Element boundary records:

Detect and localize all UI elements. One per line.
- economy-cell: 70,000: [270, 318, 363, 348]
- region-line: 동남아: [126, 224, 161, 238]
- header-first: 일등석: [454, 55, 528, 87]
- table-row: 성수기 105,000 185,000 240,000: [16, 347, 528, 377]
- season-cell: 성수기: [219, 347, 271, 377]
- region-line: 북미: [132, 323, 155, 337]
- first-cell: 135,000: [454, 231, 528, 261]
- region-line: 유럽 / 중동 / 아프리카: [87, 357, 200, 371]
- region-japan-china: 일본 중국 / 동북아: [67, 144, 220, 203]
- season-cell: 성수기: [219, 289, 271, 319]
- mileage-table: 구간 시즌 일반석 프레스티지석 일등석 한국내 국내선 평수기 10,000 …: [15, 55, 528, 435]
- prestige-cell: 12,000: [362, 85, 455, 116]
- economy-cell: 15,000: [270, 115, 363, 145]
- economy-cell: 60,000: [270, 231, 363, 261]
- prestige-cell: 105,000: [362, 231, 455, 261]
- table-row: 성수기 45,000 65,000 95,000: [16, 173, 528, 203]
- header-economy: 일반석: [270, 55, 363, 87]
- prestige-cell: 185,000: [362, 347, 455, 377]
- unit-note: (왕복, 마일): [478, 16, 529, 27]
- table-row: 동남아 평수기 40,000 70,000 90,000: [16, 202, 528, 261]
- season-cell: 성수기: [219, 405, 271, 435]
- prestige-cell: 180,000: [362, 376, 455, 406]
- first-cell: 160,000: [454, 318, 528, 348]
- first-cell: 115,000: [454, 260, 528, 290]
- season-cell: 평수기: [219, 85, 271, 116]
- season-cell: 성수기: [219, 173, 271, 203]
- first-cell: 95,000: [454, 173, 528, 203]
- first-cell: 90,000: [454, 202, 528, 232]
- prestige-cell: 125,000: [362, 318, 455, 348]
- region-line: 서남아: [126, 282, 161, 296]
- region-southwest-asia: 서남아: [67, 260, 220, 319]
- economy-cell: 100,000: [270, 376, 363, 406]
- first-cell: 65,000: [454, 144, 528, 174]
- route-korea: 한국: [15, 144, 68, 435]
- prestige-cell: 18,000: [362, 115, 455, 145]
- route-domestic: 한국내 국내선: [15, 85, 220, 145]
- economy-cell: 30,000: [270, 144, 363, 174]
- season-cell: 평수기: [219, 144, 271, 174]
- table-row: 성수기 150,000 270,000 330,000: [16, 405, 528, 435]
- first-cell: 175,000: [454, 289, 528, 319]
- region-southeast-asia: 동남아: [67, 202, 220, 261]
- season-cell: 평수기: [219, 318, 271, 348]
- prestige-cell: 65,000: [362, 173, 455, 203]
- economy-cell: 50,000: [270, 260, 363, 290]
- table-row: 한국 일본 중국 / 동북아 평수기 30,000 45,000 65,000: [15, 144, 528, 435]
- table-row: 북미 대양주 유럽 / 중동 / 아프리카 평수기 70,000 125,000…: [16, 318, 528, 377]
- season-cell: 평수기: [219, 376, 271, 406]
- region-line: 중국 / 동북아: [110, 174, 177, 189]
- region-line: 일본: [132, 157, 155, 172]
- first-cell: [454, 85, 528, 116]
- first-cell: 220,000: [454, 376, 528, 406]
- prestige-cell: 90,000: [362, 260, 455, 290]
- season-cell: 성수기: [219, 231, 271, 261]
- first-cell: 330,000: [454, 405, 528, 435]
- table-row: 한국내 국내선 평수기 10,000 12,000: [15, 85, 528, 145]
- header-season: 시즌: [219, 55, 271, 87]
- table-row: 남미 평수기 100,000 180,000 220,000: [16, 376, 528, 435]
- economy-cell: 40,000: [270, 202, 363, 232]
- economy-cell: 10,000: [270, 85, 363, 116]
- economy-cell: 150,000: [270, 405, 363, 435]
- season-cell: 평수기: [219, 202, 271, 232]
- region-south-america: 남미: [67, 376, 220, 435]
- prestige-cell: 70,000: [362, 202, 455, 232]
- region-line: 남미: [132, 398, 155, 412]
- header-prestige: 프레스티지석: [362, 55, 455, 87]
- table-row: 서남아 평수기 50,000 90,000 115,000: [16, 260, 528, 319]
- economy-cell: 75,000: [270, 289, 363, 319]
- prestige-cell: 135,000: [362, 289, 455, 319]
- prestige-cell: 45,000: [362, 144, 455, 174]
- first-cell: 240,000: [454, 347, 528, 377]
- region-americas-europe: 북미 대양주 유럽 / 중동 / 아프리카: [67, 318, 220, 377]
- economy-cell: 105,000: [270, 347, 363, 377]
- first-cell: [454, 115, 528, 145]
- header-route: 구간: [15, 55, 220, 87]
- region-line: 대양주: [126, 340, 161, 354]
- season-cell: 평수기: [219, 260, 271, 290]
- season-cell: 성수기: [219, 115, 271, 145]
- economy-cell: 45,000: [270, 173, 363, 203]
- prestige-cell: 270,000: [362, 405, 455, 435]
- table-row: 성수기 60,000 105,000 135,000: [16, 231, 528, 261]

Work to do: Pull every line from the items above and copy each one with no changes at all.

Correct result:
Detect and localize all UI elements. One per line.
- economy-cell: 70,000: [270, 318, 363, 348]
- region-line: 동남아: [126, 224, 161, 238]
- header-first: 일등석: [454, 55, 528, 87]
- table-row: 성수기 105,000 185,000 240,000: [16, 347, 528, 377]
- season-cell: 성수기: [219, 347, 271, 377]
- region-line: 북미: [132, 323, 155, 337]
- first-cell: 135,000: [454, 231, 528, 261]
- region-line: 유럽 / 중동 / 아프리카: [87, 357, 200, 371]
- region-japan-china: 일본 중국 / 동북아: [67, 144, 220, 203]
- season-cell: 성수기: [219, 289, 271, 319]
- mileage-table: 구간 시즌 일반석 프레스티지석 일등석 한국내 국내선 평수기 10,000 …: [15, 55, 528, 435]
- prestige-cell: 12,000: [362, 85, 455, 116]
- economy-cell: 15,000: [270, 115, 363, 145]
- economy-cell: 60,000: [270, 231, 363, 261]
- prestige-cell: 105,000: [362, 231, 455, 261]
- table-row: 성수기 45,000 65,000 95,000: [16, 173, 528, 203]
- header-economy: 일반석: [270, 55, 363, 87]
- prestige-cell: 185,000: [362, 347, 455, 377]
- unit-note: (왕복, 마일): [478, 16, 529, 27]
- table-row: 동남아 평수기 40,000 70,000 90,000: [16, 202, 528, 261]
- season-cell: 성수기: [219, 405, 271, 435]
- prestige-cell: 180,000: [362, 376, 455, 406]
- first-cell: 160,000: [454, 318, 528, 348]
- first-cell: 115,000: [454, 260, 528, 290]
- season-cell: 평수기: [219, 85, 271, 116]
- season-cell: 성수기: [219, 173, 271, 203]
- first-cell: 95,000: [454, 173, 528, 203]
- first-cell: 90,000: [454, 202, 528, 232]
- prestige-cell: 125,000: [362, 318, 455, 348]
- region-line: 서남아: [126, 282, 161, 296]
- region-southwest-asia: 서남아: [67, 260, 220, 319]
- economy-cell: 100,000: [270, 376, 363, 406]
- first-cell: 65,000: [454, 144, 528, 174]
- route-korea: 한국: [15, 144, 68, 435]
- prestige-cell: 18,000: [362, 115, 455, 145]
- route-domestic: 한국내 국내선: [15, 85, 220, 145]
- economy-cell: 30,000: [270, 144, 363, 174]
- season-cell: 평수기: [219, 144, 271, 174]
- table-row: 성수기 150,000 270,000 330,000: [16, 405, 528, 435]
- first-cell: 175,000: [454, 289, 528, 319]
- region-southeast-asia: 동남아: [67, 202, 220, 261]
- season-cell: 평수기: [219, 318, 271, 348]
- prestige-cell: 65,000: [362, 173, 455, 203]
- economy-cell: 50,000: [270, 260, 363, 290]
- table-row: 한국 일본 중국 / 동북아 평수기 30,000 45,000 65,000: [15, 144, 528, 435]
- table-row: 북미 대양주 유럽 / 중동 / 아프리카 평수기 70,000 125,000…: [16, 318, 528, 377]
- season-cell: 평수기: [219, 376, 271, 406]
- region-line: 중국 / 동북아: [110, 174, 177, 189]
- region-line: 일본: [132, 157, 155, 172]
- first-cell: [454, 85, 528, 116]
- first-cell: 220,000: [454, 376, 528, 406]
- prestige-cell: 90,000: [362, 260, 455, 290]
- season-cell: 성수기: [219, 231, 271, 261]
- first-cell: 330,000: [454, 405, 528, 435]
- table-row: 한국내 국내선 평수기 10,000 12,000: [15, 85, 528, 145]
- header-season: 시즌: [219, 55, 271, 87]
- table-row: 남미 평수기 100,000 180,000 220,000: [16, 376, 528, 435]
- economy-cell: 40,000: [270, 202, 363, 232]
- economy-cell: 10,000: [270, 85, 363, 116]
- economy-cell: 150,000: [270, 405, 363, 435]
- season-cell: 평수기: [219, 202, 271, 232]
- region-south-america: 남미: [67, 376, 220, 435]
- prestige-cell: 70,000: [362, 202, 455, 232]
- region-line: 남미: [132, 398, 155, 412]
- header-prestige: 프레스티지석: [362, 55, 455, 87]
- table-row: 서남아 평수기 50,000 90,000 115,000: [16, 260, 528, 319]
- economy-cell: 75,000: [270, 289, 363, 319]
- prestige-cell: 135,000: [362, 289, 455, 319]
- prestige-cell: 45,000: [362, 144, 455, 174]
- first-cell: 240,000: [454, 347, 528, 377]
- region-americas-europe: 북미 대양주 유럽 / 중동 / 아프리카: [67, 318, 220, 377]
- economy-cell: 105,000: [270, 347, 363, 377]
- first-cell: [454, 115, 528, 145]
- header-route: 구간: [15, 55, 220, 87]
- region-line: 대양주: [126, 340, 161, 354]
- season-cell: 평수기: [219, 260, 271, 290]
- season-cell: 성수기: [219, 115, 271, 145]
- economy-cell: 45,000: [270, 173, 363, 203]
- prestige-cell: 270,000: [362, 405, 455, 435]
- table-row: 성수기 60,000 105,000 135,000: [16, 231, 528, 261]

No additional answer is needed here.